# TASK
Your task is to return the line containing "Extract all readable text from this page." plus every line after it, exactly and with nothing added.

^^^^^^^^^^^^^^^^

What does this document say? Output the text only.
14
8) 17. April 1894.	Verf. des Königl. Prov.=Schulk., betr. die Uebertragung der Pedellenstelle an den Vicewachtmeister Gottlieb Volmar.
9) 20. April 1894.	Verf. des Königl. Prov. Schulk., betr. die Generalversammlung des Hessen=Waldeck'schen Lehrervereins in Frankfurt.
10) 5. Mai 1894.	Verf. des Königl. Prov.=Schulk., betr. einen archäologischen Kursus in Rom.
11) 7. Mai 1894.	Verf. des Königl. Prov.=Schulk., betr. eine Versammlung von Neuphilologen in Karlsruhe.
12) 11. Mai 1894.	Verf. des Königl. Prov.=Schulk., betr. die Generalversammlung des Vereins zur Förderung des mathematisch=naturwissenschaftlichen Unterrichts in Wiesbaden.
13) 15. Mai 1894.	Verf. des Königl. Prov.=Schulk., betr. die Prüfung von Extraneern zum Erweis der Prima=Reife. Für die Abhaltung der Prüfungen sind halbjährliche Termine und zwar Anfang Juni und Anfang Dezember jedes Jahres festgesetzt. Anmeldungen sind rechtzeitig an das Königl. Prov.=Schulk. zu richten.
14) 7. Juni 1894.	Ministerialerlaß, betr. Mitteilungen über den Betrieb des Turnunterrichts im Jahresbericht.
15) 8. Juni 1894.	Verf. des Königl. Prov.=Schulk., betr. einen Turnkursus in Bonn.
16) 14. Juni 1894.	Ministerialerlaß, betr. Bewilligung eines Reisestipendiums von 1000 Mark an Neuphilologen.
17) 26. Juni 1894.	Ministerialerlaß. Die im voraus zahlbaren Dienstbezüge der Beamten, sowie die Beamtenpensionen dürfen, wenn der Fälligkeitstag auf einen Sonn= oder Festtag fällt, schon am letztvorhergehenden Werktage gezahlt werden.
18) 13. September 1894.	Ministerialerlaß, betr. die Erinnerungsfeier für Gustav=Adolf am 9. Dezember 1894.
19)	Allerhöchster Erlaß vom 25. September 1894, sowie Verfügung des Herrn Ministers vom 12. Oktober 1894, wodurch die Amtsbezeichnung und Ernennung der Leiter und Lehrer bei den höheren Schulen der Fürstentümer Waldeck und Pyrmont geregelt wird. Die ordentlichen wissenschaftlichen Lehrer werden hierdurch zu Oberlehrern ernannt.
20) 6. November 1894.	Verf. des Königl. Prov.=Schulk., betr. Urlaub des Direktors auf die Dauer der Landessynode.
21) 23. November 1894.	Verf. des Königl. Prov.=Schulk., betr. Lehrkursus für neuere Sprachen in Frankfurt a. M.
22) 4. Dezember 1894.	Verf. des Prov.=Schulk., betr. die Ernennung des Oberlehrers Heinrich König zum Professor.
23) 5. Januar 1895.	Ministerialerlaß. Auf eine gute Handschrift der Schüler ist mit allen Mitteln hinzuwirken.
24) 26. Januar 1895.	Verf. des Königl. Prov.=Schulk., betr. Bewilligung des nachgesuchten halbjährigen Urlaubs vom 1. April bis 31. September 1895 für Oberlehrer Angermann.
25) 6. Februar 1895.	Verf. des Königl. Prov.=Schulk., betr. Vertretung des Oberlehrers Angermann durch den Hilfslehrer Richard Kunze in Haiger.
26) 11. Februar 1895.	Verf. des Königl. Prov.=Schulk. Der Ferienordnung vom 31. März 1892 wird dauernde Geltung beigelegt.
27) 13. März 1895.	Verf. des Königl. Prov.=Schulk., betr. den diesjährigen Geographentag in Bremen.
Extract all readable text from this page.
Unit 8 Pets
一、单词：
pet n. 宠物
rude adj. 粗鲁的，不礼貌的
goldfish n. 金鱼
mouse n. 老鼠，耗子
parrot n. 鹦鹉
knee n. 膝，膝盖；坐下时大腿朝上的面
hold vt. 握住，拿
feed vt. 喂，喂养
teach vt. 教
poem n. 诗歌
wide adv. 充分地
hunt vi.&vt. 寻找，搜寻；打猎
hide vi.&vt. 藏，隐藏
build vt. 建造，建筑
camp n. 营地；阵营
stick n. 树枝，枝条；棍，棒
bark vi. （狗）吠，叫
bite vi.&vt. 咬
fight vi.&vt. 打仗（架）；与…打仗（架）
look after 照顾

^^^^^^^^^^^^^^^^

# ANSWER TO THE PROBLEM
Extract all readable text from this page.
Unit 8 Pets
一、单词：
pet n. 宠物
rude adj. 粗鲁的，不礼貌的
goldfish n. 金鱼
mouse n. 老鼠，耗子
parrot n. 鹦鹉
knee n. 膝，膝盖；坐下时大腿朝上的面
hold vt. 握住，拿
feed vt. 喂，喂养
teach vt. 教
poem n. 诗歌
wide adv. 充分地
hunt vi.&vt. 寻找，搜寻；打猎
hide vi.&vt. 藏，隐藏
build vt. 建造，建筑
camp n. 营地；阵营
stick n. 树枝，枝条；棍，棒
bark vi. （狗）吠，叫
bite vi.&vt. 咬
fight vi.&vt. 打仗（架）；与…打仗（架）
look after 照顾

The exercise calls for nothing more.